■ Figure record extracts ■
════════════════════
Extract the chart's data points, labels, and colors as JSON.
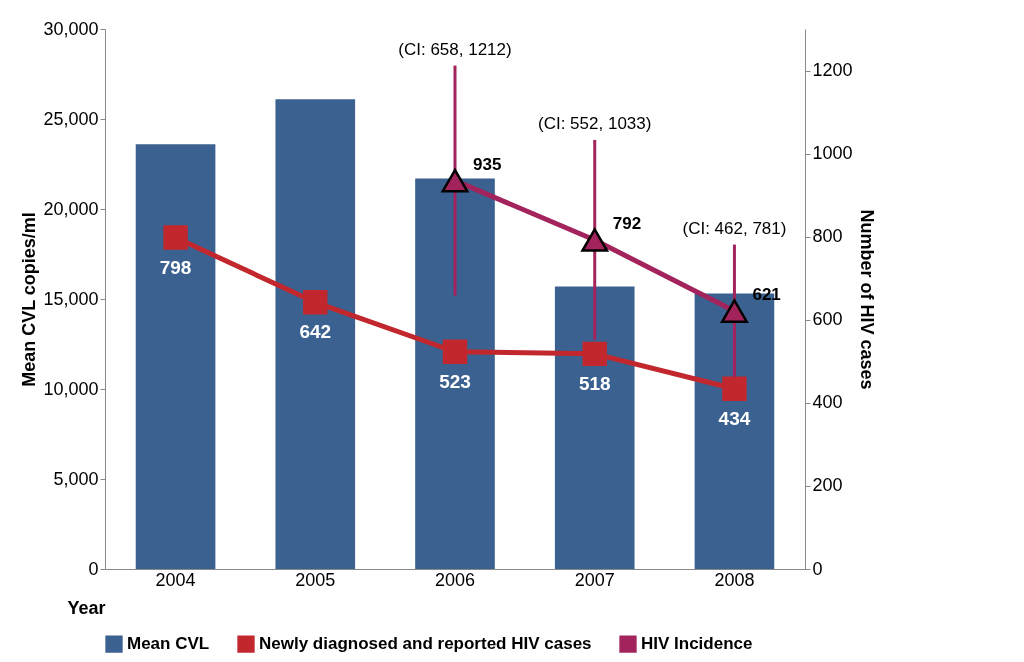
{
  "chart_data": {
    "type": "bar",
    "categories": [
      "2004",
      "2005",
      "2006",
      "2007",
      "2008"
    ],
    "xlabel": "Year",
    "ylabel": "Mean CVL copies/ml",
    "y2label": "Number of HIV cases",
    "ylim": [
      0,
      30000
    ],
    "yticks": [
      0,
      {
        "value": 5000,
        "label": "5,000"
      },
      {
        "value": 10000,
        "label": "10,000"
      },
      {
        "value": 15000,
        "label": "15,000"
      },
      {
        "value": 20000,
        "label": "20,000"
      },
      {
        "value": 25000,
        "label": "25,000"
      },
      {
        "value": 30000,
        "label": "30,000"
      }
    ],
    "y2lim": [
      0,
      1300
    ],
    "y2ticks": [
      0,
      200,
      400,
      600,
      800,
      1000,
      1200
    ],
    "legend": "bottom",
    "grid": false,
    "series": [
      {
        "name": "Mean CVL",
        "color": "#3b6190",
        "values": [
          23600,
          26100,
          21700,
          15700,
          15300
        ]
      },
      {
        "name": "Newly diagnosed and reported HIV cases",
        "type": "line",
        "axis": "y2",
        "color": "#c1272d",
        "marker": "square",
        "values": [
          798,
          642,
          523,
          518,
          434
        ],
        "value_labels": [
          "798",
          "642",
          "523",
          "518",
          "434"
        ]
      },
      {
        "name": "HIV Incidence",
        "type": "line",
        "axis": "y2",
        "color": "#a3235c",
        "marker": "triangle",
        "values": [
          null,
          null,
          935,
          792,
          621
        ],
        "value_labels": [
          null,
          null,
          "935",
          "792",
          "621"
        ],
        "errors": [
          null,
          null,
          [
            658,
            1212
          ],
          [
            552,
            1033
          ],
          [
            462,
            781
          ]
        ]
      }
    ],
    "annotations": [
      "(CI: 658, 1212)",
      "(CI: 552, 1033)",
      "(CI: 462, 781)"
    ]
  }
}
════════════════════
■ Exercise directions ■
Every entry above is to be set down exactly; the pictures are to be left out.

■ Correct output ■
Extract the chart's data points, labels, and colors as JSON.
{
  "chart_data": {
    "type": "bar",
    "categories": [
      "2004",
      "2005",
      "2006",
      "2007",
      "2008"
    ],
    "xlabel": "Year",
    "ylabel": "Mean CVL copies/ml",
    "y2label": "Number of HIV cases",
    "ylim": [
      0,
      30000
    ],
    "yticks": [
      0,
      {
        "value": 5000,
        "label": "5,000"
      },
      {
        "value": 10000,
        "label": "10,000"
      },
      {
        "value": 15000,
        "label": "15,000"
      },
      {
        "value": 20000,
        "label": "20,000"
      },
      {
        "value": 25000,
        "label": "25,000"
      },
      {
        "value": 30000,
        "label": "30,000"
      }
    ],
    "y2lim": [
      0,
      1300
    ],
    "y2ticks": [
      0,
      200,
      400,
      600,
      800,
      1000,
      1200
    ],
    "legend": "bottom",
    "grid": false,
    "series": [
      {
        "name": "Mean CVL",
        "color": "#3b6190",
        "values": [
          23600,
          26100,
          21700,
          15700,
          15300
        ]
      },
      {
        "name": "Newly diagnosed and reported HIV cases",
        "type": "line",
        "axis": "y2",
        "color": "#c1272d",
        "marker": "square",
        "values": [
          798,
          642,
          523,
          518,
          434
        ],
        "value_labels": [
          "798",
          "642",
          "523",
          "518",
          "434"
        ]
      },
      {
        "name": "HIV Incidence",
        "type": "line",
        "axis": "y2",
        "color": "#a3235c",
        "marker": "triangle",
        "values": [
          null,
          null,
          935,
          792,
          621
        ],
        "value_labels": [
          null,
          null,
          "935",
          "792",
          "621"
        ],
        "errors": [
          null,
          null,
          [
            658,
            1212
          ],
          [
            552,
            1033
          ],
          [
            462,
            781
          ]
        ]
      }
    ],
    "annotations": [
      "(CI: 658, 1212)",
      "(CI: 552, 1033)",
      "(CI: 462, 781)"
    ]
  }
}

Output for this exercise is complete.